_RAW RECORDS_:
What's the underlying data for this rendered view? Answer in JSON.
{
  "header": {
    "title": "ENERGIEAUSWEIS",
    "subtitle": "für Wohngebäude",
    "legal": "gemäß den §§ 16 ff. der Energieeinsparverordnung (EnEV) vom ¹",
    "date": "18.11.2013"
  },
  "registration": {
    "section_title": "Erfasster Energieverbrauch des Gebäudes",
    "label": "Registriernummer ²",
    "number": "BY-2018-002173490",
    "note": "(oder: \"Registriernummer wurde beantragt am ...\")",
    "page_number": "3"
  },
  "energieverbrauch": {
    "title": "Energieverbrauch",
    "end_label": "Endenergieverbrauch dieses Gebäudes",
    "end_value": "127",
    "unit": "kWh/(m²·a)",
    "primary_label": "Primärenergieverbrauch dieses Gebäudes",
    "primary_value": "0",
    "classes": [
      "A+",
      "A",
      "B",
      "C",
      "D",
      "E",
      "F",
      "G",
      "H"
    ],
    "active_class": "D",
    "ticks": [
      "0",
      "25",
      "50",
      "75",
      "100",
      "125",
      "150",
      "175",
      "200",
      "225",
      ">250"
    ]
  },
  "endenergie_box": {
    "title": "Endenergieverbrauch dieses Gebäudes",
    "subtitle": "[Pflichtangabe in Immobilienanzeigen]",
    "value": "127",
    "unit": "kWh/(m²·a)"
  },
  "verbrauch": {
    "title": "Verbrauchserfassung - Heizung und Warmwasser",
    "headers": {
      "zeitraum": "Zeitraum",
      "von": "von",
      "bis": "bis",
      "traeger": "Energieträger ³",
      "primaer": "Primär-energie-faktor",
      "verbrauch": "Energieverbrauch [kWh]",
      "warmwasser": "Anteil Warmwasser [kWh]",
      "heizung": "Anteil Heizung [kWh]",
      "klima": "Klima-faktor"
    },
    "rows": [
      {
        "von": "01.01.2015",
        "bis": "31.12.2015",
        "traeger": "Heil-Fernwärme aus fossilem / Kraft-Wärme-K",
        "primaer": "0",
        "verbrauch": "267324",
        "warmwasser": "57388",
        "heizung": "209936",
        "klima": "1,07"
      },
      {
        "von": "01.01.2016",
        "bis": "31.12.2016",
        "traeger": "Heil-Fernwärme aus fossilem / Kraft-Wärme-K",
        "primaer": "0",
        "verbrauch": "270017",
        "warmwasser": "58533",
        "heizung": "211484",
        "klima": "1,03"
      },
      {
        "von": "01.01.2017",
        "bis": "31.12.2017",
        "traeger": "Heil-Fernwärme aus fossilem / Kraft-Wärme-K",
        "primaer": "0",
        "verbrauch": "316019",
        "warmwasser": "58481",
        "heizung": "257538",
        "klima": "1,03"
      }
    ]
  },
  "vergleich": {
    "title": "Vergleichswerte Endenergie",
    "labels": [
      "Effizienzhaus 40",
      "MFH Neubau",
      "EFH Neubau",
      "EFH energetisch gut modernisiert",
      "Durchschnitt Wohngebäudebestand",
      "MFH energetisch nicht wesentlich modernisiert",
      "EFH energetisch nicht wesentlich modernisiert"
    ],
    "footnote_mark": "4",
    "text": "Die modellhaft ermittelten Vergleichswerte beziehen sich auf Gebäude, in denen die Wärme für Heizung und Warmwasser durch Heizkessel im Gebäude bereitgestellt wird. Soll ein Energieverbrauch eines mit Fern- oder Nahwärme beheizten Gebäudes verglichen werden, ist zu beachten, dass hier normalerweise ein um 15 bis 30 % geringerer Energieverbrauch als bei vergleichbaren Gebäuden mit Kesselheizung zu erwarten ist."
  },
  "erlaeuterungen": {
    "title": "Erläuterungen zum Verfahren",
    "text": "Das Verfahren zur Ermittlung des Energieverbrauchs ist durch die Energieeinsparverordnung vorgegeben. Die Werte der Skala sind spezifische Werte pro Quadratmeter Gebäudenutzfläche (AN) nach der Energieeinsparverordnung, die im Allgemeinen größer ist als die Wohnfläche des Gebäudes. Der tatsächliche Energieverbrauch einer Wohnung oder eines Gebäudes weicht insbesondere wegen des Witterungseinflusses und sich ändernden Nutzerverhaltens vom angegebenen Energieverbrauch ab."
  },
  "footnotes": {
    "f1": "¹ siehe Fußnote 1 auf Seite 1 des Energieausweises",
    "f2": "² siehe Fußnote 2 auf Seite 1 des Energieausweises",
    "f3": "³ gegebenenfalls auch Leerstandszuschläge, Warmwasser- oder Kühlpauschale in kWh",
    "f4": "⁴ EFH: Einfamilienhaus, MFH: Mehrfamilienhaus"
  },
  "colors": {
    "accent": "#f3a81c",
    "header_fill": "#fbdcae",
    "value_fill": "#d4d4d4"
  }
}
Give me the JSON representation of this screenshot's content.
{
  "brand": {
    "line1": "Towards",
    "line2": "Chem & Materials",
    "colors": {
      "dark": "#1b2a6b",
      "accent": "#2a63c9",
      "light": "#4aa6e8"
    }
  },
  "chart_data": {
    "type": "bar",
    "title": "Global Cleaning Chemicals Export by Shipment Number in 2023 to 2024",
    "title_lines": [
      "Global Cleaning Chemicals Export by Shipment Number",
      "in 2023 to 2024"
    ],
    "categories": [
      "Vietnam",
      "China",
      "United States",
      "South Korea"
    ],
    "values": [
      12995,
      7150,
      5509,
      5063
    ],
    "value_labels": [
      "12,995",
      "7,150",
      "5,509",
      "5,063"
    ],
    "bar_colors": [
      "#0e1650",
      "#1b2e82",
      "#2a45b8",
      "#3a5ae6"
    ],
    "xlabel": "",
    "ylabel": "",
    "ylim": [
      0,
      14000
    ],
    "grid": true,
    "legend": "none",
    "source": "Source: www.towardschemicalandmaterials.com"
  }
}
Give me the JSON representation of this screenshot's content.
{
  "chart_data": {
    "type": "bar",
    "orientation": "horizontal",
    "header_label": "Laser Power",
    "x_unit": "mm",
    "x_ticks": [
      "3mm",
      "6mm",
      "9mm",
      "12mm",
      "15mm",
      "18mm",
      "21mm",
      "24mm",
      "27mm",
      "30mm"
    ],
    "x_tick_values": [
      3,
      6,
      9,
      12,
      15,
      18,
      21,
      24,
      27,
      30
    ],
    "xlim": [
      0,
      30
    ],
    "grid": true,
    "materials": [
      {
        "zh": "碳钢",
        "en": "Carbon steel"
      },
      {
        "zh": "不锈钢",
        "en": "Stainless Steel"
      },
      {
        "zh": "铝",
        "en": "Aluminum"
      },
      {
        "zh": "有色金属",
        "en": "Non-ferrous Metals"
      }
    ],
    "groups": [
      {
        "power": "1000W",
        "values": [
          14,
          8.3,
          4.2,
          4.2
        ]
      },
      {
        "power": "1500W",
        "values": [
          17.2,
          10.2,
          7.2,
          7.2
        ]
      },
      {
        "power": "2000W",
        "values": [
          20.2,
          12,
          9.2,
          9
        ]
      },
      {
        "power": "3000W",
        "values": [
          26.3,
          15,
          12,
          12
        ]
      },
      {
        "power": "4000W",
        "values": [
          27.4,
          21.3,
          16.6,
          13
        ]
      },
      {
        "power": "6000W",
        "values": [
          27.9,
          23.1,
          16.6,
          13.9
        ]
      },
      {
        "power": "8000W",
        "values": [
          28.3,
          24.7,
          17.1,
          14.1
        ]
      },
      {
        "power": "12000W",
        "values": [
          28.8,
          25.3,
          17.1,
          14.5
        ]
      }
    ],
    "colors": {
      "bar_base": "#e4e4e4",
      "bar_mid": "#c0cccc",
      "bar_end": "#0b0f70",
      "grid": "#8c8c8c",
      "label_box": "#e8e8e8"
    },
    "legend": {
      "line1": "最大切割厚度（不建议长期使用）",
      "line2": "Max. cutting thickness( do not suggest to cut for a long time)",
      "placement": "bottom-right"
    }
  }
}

_SET TASK_: Copy all the lines, exactly.

_EXERCISE OUTPUT_:
What's the underlying data for this rendered view? Answer in JSON.
{
  "header": {
    "title": "ENERGIEAUSWEIS",
    "subtitle": "für Wohngebäude",
    "legal": "gemäß den §§ 16 ff. der Energieeinsparverordnung (EnEV) vom ¹",
    "date": "18.11.2013"
  },
  "registration": {
    "section_title": "Erfasster Energieverbrauch des Gebäudes",
    "label": "Registriernummer ²",
    "number": "BY-2018-002173490",
    "note": "(oder: \"Registriernummer wurde beantragt am ...\")",
    "page_number": "3"
  },
  "energieverbrauch": {
    "title": "Energieverbrauch",
    "end_label": "Endenergieverbrauch dieses Gebäudes",
    "end_value": "127",
    "unit": "kWh/(m²·a)",
    "primary_label": "Primärenergieverbrauch dieses Gebäudes",
    "primary_value": "0",
    "classes": [
      "A+",
      "A",
      "B",
      "C",
      "D",
      "E",
      "F",
      "G",
      "H"
    ],
    "active_class": "D",
    "ticks": [
      "0",
      "25",
      "50",
      "75",
      "100",
      "125",
      "150",
      "175",
      "200",
      "225",
      ">250"
    ]
  },
  "endenergie_box": {
    "title": "Endenergieverbrauch dieses Gebäudes",
    "subtitle": "[Pflichtangabe in Immobilienanzeigen]",
    "value": "127",
    "unit": "kWh/(m²·a)"
  },
  "verbrauch": {
    "title": "Verbrauchserfassung - Heizung und Warmwasser",
    "headers": {
      "zeitraum": "Zeitraum",
      "von": "von",
      "bis": "bis",
      "traeger": "Energieträger ³",
      "primaer": "Primär-energie-faktor",
      "verbrauch": "Energieverbrauch [kWh]",
      "warmwasser": "Anteil Warmwasser [kWh]",
      "heizung": "Anteil Heizung [kWh]",
      "klima": "Klima-faktor"
    },
    "rows": [
      {
        "von": "01.01.2015",
        "bis": "31.12.2015",
        "traeger": "Heil-Fernwärme aus fossilem / Kraft-Wärme-K",
        "primaer": "0",
        "verbrauch": "267324",
        "warmwasser": "57388",
        "heizung": "209936",
        "klima": "1,07"
      },
      {
        "von": "01.01.2016",
        "bis": "31.12.2016",
        "traeger": "Heil-Fernwärme aus fossilem / Kraft-Wärme-K",
        "primaer": "0",
        "verbrauch": "270017",
        "warmwasser": "58533",
        "heizung": "211484",
        "klima": "1,03"
      },
      {
        "von": "01.01.2017",
        "bis": "31.12.2017",
        "traeger": "Heil-Fernwärme aus fossilem / Kraft-Wärme-K",
        "primaer": "0",
        "verbrauch": "316019",
        "warmwasser": "58481",
        "heizung": "257538",
        "klima": "1,03"
      }
    ]
  },
  "vergleich": {
    "title": "Vergleichswerte Endenergie",
    "labels": [
      "Effizienzhaus 40",
      "MFH Neubau",
      "EFH Neubau",
      "EFH energetisch gut modernisiert",
      "Durchschnitt Wohngebäudebestand",
      "MFH energetisch nicht wesentlich modernisiert",
      "EFH energetisch nicht wesentlich modernisiert"
    ],
    "footnote_mark": "4",
    "text": "Die modellhaft ermittelten Vergleichswerte beziehen sich auf Gebäude, in denen die Wärme für Heizung und Warmwasser durch Heizkessel im Gebäude bereitgestellt wird. Soll ein Energieverbrauch eines mit Fern- oder Nahwärme beheizten Gebäudes verglichen werden, ist zu beachten, dass hier normalerweise ein um 15 bis 30 % geringerer Energieverbrauch als bei vergleichbaren Gebäuden mit Kesselheizung zu erwarten ist."
  },
  "erlaeuterungen": {
    "title": "Erläuterungen zum Verfahren",
    "text": "Das Verfahren zur Ermittlung des Energieverbrauchs ist durch die Energieeinsparverordnung vorgegeben. Die Werte der Skala sind spezifische Werte pro Quadratmeter Gebäudenutzfläche (AN) nach der Energieeinsparverordnung, die im Allgemeinen größer ist als die Wohnfläche des Gebäudes. Der tatsächliche Energieverbrauch einer Wohnung oder eines Gebäudes weicht insbesondere wegen des Witterungseinflusses und sich ändernden Nutzerverhaltens vom angegebenen Energieverbrauch ab."
  },
  "footnotes": {
    "f1": "¹ siehe Fußnote 1 auf Seite 1 des Energieausweises",
    "f2": "² siehe Fußnote 2 auf Seite 1 des Energieausweises",
    "f3": "³ gegebenenfalls auch Leerstandszuschläge, Warmwasser- oder Kühlpauschale in kWh",
    "f4": "⁴ EFH: Einfamilienhaus, MFH: Mehrfamilienhaus"
  },
  "colors": {
    "accent": "#f3a81c",
    "header_fill": "#fbdcae",
    "value_fill": "#d4d4d4"
  }
}
Give me the JSON representation of this screenshot's content.
{
  "brand": {
    "line1": "Towards",
    "line2": "Chem & Materials",
    "colors": {
      "dark": "#1b2a6b",
      "accent": "#2a63c9",
      "light": "#4aa6e8"
    }
  },
  "chart_data": {
    "type": "bar",
    "title": "Global Cleaning Chemicals Export by Shipment Number in 2023 to 2024",
    "title_lines": [
      "Global Cleaning Chemicals Export by Shipment Number",
      "in 2023 to 2024"
    ],
    "categories": [
      "Vietnam",
      "China",
      "United States",
      "South Korea"
    ],
    "values": [
      12995,
      7150,
      5509,
      5063
    ],
    "value_labels": [
      "12,995",
      "7,150",
      "5,509",
      "5,063"
    ],
    "bar_colors": [
      "#0e1650",
      "#1b2e82",
      "#2a45b8",
      "#3a5ae6"
    ],
    "xlabel": "",
    "ylabel": "",
    "ylim": [
      0,
      14000
    ],
    "grid": true,
    "legend": "none",
    "source": "Source: www.towardschemicalandmaterials.com"
  }
}
Give me the JSON representation of this screenshot's content.
{
  "chart_data": {
    "type": "bar",
    "orientation": "horizontal",
    "header_label": "Laser Power",
    "x_unit": "mm",
    "x_ticks": [
      "3mm",
      "6mm",
      "9mm",
      "12mm",
      "15mm",
      "18mm",
      "21mm",
      "24mm",
      "27mm",
      "30mm"
    ],
    "x_tick_values": [
      3,
      6,
      9,
      12,
      15,
      18,
      21,
      24,
      27,
      30
    ],
    "xlim": [
      0,
      30
    ],
    "grid": true,
    "materials": [
      {
        "zh": "碳钢",
        "en": "Carbon steel"
      },
      {
        "zh": "不锈钢",
        "en": "Stainless Steel"
      },
      {
        "zh": "铝",
        "en": "Aluminum"
      },
      {
        "zh": "有色金属",
        "en": "Non-ferrous Metals"
      }
    ],
    "groups": [
      {
        "power": "1000W",
        "values": [
          14,
          8.3,
          4.2,
          4.2
        ]
      },
      {
        "power": "1500W",
        "values": [
          17.2,
          10.2,
          7.2,
          7.2
        ]
      },
      {
        "power": "2000W",
        "values": [
          20.2,
          12,
          9.2,
          9
        ]
      },
      {
        "power": "3000W",
        "values": [
          26.3,
          15,
          12,
          12
        ]
      },
      {
        "power": "4000W",
        "values": [
          27.4,
          21.3,
          16.6,
          13
        ]
      },
      {
        "power": "6000W",
        "values": [
          27.9,
          23.1,
          16.6,
          13.9
        ]
      },
      {
        "power": "8000W",
        "values": [
          28.3,
          24.7,
          17.1,
          14.1
        ]
      },
      {
        "power": "12000W",
        "values": [
          28.8,
          25.3,
          17.1,
          14.5
        ]
      }
    ],
    "colors": {
      "bar_base": "#e4e4e4",
      "bar_mid": "#c0cccc",
      "bar_end": "#0b0f70",
      "grid": "#8c8c8c",
      "label_box": "#e8e8e8"
    },
    "legend": {
      "line1": "最大切割厚度（不建议长期使用）",
      "line2": "Max. cutting thickness( do not suggest to cut for a long time)",
      "placement": "bottom-right"
    }
  }
}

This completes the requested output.